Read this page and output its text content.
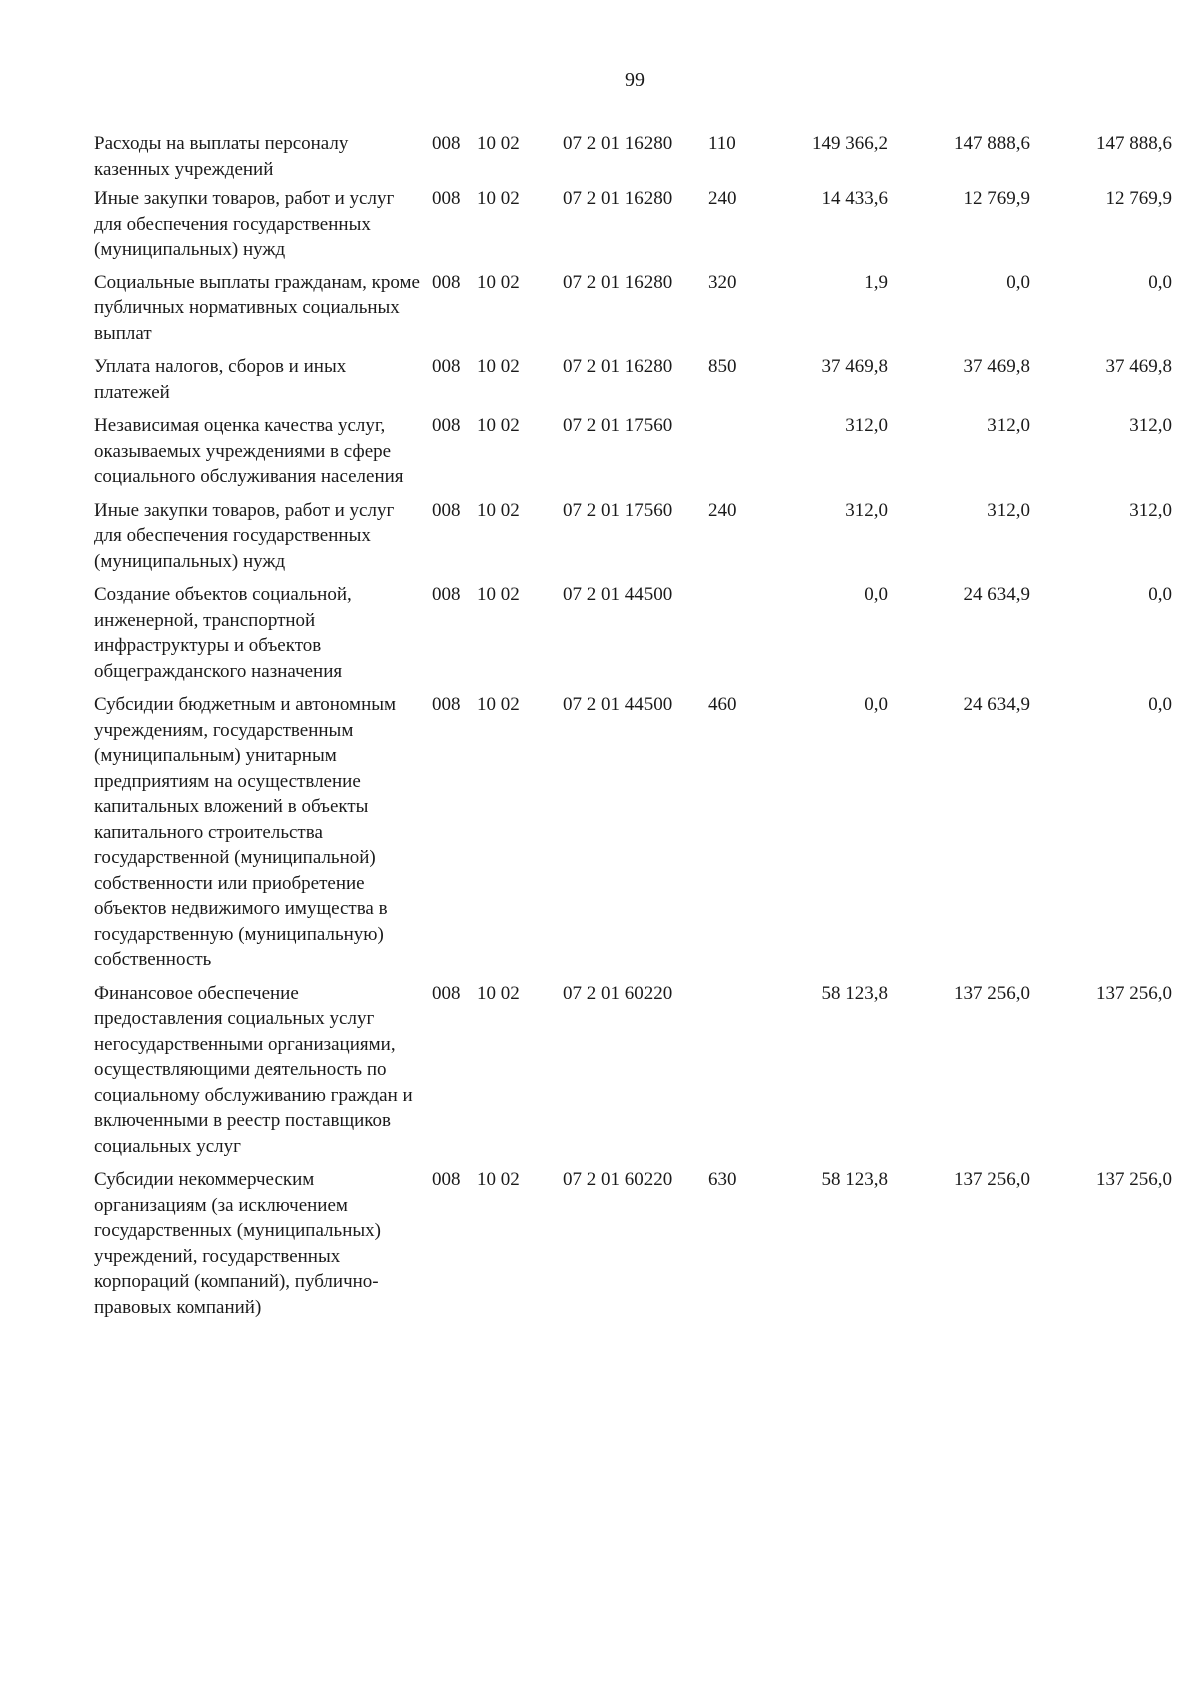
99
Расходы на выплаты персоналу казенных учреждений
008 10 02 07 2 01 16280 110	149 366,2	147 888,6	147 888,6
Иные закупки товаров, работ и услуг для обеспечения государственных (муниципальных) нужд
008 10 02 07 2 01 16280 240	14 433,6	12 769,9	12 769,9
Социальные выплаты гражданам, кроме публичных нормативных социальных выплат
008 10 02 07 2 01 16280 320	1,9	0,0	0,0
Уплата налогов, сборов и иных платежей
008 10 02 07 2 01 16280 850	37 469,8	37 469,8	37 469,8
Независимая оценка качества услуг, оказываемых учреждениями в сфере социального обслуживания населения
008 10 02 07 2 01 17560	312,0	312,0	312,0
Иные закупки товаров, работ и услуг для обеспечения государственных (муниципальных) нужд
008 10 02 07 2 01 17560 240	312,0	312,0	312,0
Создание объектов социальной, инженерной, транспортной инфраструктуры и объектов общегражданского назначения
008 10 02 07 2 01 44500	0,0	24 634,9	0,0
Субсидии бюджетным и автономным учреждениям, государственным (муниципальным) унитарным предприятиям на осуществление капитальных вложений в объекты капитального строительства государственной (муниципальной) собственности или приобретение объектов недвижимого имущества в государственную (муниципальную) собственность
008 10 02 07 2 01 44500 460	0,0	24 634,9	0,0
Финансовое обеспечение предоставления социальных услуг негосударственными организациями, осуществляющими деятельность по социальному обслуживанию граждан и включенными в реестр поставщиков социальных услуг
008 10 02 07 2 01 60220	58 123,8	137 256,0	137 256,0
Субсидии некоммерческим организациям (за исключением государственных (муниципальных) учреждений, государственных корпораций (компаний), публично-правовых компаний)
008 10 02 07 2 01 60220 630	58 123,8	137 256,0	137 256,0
***
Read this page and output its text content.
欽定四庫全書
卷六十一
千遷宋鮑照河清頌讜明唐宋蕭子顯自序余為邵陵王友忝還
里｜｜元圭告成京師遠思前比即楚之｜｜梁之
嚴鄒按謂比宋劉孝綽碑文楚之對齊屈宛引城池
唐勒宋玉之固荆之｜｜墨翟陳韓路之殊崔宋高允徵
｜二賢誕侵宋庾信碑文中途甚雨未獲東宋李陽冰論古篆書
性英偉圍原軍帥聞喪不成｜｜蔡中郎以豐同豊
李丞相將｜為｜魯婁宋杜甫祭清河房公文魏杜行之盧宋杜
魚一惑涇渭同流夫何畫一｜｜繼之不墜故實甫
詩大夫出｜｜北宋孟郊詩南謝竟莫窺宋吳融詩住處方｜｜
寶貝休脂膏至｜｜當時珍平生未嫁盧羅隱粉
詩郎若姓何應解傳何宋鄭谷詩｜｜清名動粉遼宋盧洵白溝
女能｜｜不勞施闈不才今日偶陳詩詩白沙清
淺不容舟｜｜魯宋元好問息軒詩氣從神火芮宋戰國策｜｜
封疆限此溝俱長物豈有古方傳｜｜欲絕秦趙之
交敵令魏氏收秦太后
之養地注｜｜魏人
***
Given instruction
Output nothing but the number of lines in the data containing the string "выплаты".

Solved problem
2